■ Record set
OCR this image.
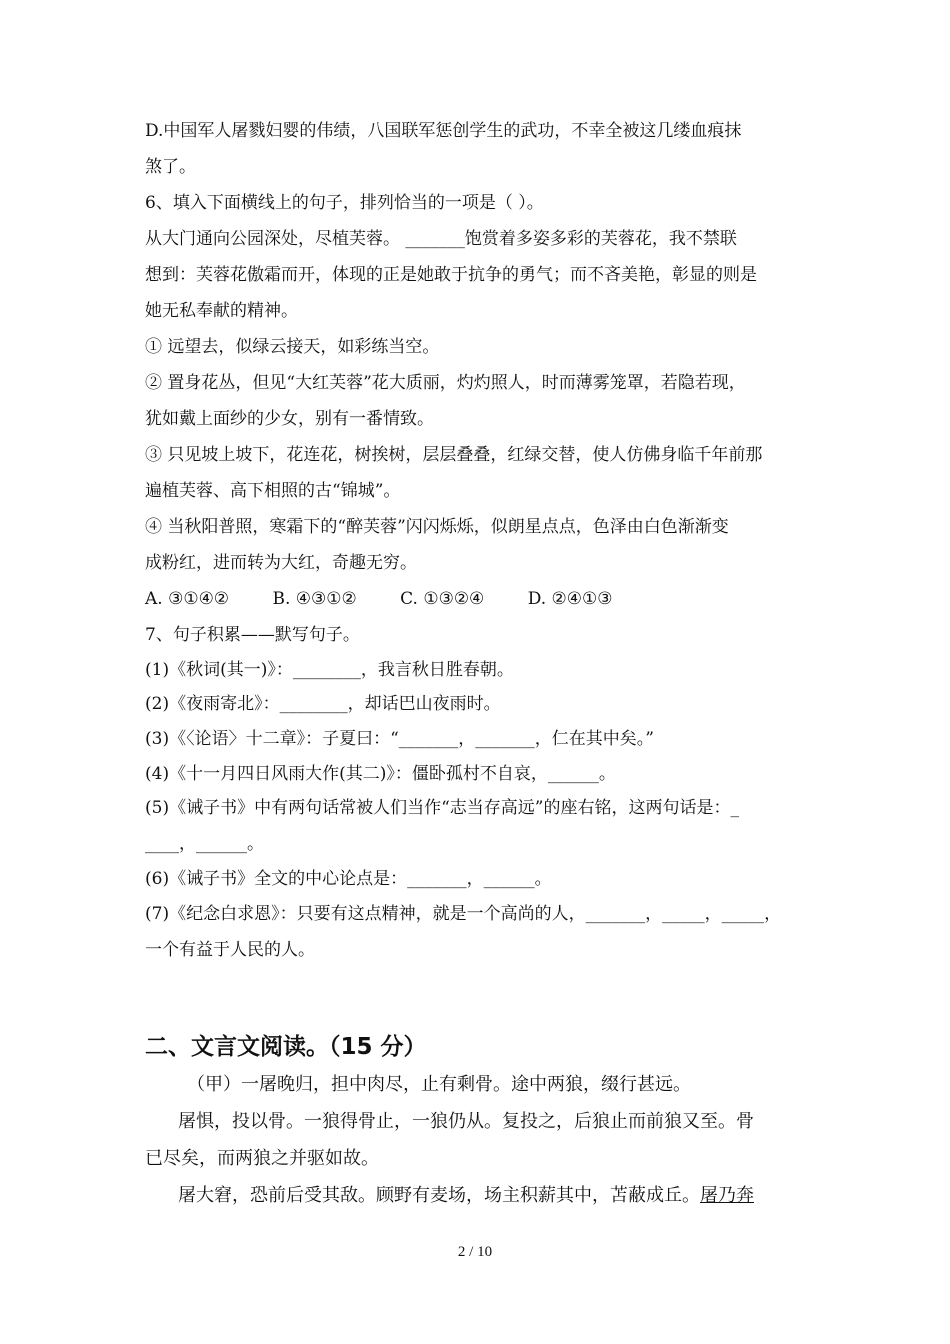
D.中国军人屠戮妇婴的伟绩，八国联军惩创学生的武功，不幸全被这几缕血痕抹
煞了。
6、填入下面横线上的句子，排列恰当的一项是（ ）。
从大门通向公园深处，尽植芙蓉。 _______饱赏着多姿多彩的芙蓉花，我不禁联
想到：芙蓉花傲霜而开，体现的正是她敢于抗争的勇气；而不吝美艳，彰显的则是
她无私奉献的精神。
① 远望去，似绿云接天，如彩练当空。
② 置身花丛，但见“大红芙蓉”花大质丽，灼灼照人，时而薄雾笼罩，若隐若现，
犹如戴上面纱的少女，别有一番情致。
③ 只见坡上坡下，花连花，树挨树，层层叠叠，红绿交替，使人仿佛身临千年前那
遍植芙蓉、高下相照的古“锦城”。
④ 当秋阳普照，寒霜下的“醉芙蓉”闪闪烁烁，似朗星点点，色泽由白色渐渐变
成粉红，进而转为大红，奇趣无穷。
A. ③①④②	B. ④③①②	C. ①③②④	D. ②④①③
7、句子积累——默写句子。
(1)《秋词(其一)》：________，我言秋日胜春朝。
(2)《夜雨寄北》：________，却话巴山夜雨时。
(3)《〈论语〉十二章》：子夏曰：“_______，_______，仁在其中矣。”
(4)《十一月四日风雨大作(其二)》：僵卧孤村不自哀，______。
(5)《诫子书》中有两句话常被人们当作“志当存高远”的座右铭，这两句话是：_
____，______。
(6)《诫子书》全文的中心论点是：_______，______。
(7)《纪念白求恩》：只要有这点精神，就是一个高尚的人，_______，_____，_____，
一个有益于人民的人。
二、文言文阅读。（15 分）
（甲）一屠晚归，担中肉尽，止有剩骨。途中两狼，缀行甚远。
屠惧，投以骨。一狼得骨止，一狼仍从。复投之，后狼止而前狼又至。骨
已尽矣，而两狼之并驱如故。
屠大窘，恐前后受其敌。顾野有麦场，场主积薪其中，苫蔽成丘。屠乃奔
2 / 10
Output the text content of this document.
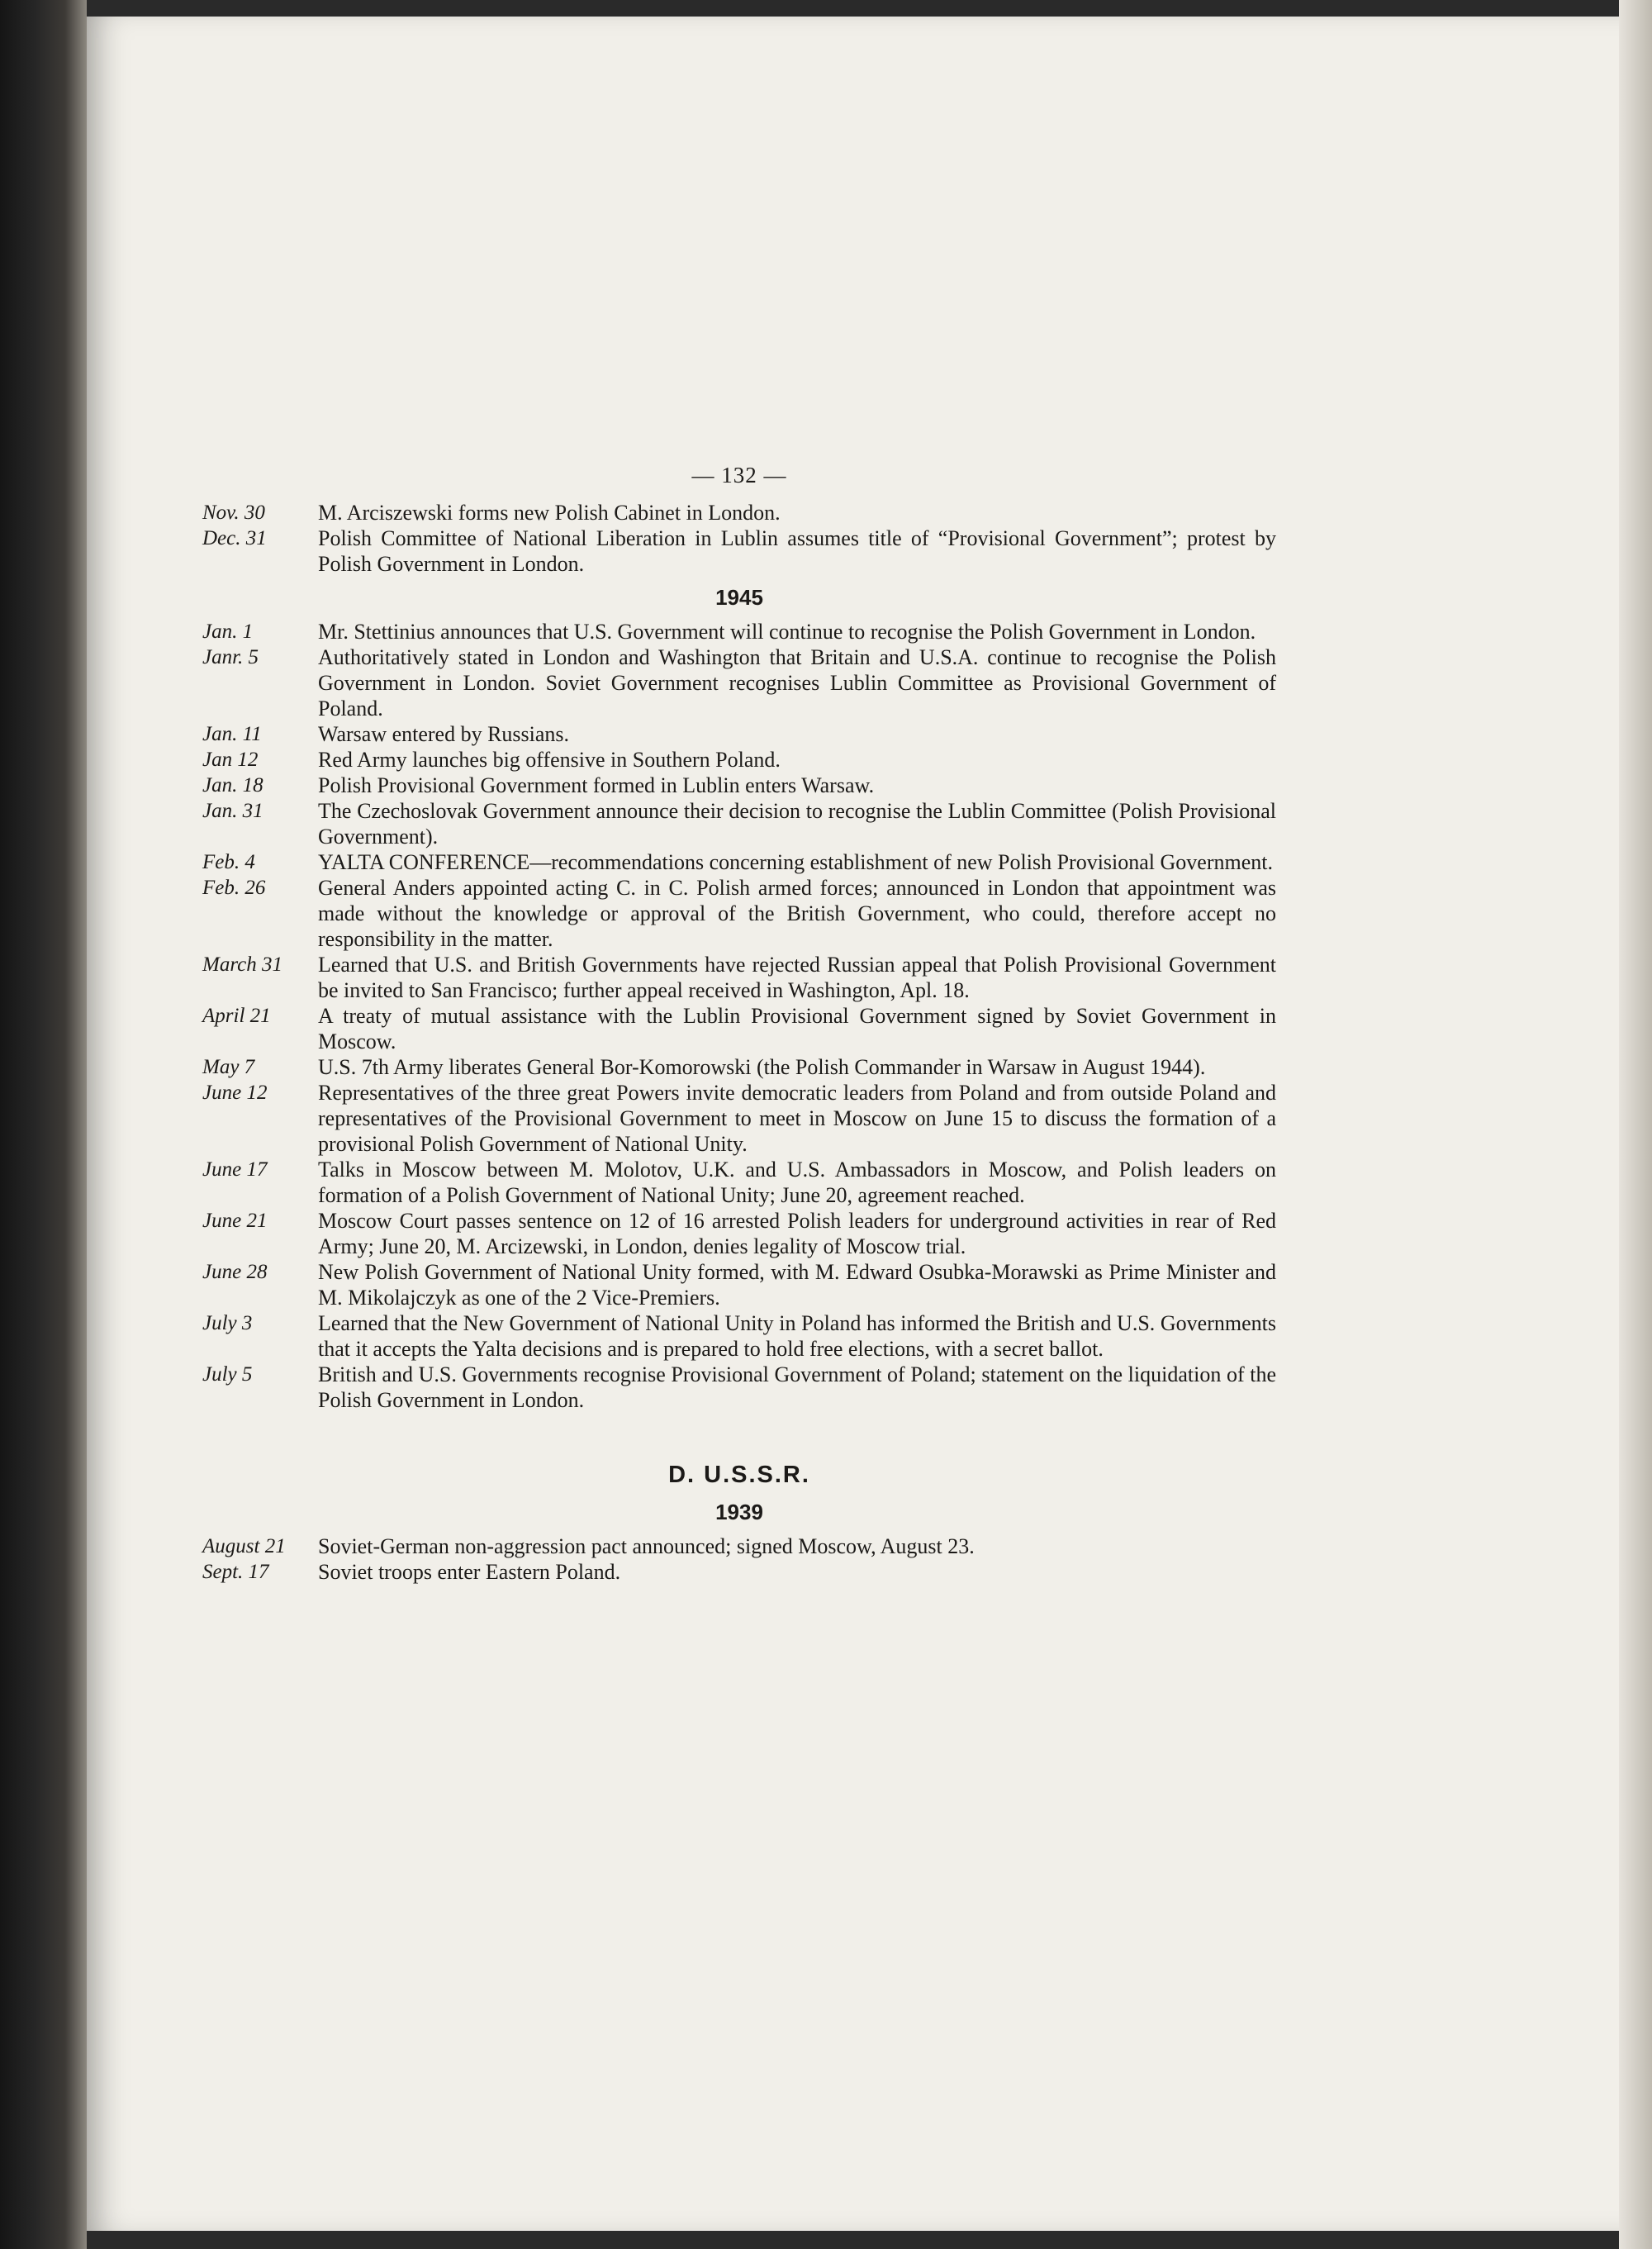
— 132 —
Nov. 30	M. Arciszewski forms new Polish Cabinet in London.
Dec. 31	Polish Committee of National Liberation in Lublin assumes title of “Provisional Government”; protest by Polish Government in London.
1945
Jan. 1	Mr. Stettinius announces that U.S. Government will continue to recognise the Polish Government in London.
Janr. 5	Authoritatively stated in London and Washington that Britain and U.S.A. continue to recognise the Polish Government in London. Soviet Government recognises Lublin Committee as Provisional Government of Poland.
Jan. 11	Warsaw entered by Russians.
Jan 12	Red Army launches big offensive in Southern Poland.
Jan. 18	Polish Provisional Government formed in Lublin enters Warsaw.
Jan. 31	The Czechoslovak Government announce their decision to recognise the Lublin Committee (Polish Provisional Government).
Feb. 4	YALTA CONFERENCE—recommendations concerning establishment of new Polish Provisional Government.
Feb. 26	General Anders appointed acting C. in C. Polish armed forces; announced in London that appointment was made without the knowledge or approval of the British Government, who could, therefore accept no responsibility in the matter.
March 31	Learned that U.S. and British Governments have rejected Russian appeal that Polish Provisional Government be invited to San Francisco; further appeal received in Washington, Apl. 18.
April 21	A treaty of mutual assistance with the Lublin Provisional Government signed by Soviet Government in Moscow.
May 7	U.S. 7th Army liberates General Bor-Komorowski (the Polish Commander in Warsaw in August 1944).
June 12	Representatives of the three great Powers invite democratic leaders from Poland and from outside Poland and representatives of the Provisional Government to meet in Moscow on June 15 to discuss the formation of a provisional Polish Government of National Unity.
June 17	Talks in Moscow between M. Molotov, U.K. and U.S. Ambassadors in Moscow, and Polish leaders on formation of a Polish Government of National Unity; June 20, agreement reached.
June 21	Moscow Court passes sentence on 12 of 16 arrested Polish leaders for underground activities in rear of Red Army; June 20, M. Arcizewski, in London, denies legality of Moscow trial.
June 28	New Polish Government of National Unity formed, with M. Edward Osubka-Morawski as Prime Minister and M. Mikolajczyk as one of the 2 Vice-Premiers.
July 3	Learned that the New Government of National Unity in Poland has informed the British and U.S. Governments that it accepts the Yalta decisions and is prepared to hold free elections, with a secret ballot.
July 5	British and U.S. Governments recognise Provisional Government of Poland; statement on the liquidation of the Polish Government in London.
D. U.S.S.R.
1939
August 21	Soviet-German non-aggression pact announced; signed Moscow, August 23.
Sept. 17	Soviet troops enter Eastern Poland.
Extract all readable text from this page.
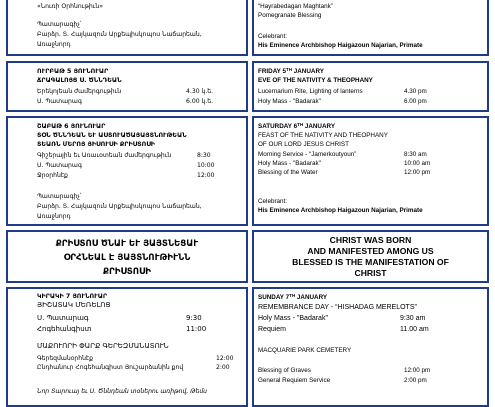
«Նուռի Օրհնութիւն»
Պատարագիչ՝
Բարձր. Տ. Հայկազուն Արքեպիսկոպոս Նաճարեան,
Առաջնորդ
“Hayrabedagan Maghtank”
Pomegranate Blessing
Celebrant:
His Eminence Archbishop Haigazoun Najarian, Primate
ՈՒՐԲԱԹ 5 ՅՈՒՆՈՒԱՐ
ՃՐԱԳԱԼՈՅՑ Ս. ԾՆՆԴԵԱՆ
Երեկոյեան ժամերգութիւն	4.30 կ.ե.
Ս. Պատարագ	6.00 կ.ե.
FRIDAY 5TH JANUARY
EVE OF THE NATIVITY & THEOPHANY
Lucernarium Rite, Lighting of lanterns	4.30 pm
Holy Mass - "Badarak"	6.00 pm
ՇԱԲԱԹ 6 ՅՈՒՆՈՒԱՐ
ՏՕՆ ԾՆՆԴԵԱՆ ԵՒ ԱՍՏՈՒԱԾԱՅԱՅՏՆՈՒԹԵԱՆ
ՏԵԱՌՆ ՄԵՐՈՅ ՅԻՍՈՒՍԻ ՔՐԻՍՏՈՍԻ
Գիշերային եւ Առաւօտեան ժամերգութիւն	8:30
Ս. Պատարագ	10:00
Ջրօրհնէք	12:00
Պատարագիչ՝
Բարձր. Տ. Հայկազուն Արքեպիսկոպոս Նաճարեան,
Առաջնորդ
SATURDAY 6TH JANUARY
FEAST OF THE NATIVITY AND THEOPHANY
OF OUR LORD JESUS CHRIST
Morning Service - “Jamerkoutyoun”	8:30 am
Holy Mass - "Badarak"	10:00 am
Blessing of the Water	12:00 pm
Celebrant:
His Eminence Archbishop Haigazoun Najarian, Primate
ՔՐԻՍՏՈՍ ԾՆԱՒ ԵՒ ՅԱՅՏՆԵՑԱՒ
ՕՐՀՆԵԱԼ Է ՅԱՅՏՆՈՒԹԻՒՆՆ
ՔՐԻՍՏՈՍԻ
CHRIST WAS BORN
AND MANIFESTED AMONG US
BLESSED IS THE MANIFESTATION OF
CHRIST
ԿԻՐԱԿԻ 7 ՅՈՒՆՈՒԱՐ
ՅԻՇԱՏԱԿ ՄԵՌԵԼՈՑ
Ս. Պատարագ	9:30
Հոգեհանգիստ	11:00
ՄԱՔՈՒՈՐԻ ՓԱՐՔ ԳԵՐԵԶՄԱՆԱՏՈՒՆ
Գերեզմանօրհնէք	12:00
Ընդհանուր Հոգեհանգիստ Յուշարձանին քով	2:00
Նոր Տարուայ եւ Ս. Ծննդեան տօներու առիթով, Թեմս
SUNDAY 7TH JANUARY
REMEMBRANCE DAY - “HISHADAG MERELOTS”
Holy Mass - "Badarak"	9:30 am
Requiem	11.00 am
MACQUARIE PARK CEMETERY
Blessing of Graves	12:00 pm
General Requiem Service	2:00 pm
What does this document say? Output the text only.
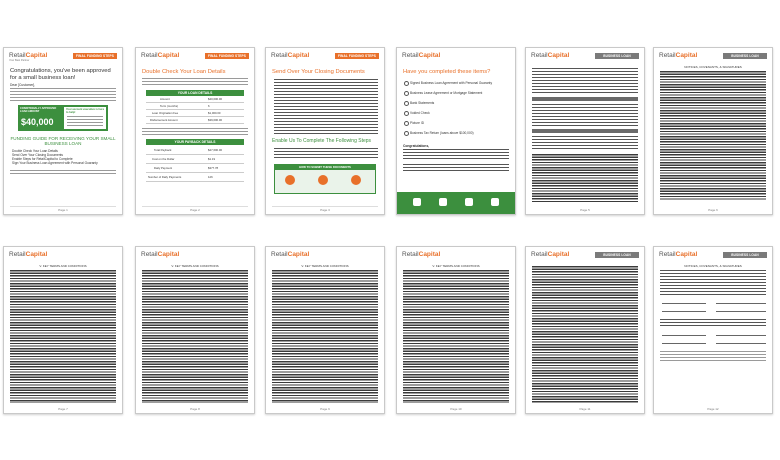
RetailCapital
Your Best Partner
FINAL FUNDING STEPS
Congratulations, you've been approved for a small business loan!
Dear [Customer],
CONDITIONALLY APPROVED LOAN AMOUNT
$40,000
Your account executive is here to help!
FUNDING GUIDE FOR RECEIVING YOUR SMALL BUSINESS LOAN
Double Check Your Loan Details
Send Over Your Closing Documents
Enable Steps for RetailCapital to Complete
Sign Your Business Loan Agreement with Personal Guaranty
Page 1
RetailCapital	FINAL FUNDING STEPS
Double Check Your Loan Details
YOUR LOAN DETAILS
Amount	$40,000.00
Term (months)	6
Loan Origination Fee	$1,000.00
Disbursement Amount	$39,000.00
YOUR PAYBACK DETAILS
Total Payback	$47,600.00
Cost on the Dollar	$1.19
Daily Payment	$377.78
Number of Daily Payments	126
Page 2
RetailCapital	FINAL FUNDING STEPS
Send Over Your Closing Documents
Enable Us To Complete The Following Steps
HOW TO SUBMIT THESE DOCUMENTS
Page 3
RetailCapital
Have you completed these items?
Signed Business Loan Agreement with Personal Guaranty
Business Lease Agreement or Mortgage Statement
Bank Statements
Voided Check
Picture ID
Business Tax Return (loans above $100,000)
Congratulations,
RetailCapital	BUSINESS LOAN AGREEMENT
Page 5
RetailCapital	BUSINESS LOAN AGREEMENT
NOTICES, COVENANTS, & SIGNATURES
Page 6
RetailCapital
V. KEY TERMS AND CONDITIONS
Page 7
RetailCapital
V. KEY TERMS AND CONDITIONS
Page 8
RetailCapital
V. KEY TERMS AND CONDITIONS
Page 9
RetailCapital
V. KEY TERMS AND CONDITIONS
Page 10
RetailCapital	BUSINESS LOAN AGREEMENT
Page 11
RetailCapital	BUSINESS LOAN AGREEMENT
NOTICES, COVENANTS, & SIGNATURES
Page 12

■ Written instruction
Search the entries for the word "Learned", then gather every line that has it.

■ Exercise solution
March 31	Learned that U.S. and British Governments have rejected Russian appeal that Polish Provisional Government be invited to San Francisco; further appeal received in Washington, Apl. 18.
July 3	Learned that the New Government of National Unity in Poland has informed the British and U.S. Governments that it accepts the Yalta decisions and is prepared to hold free elections, with a secret ballot.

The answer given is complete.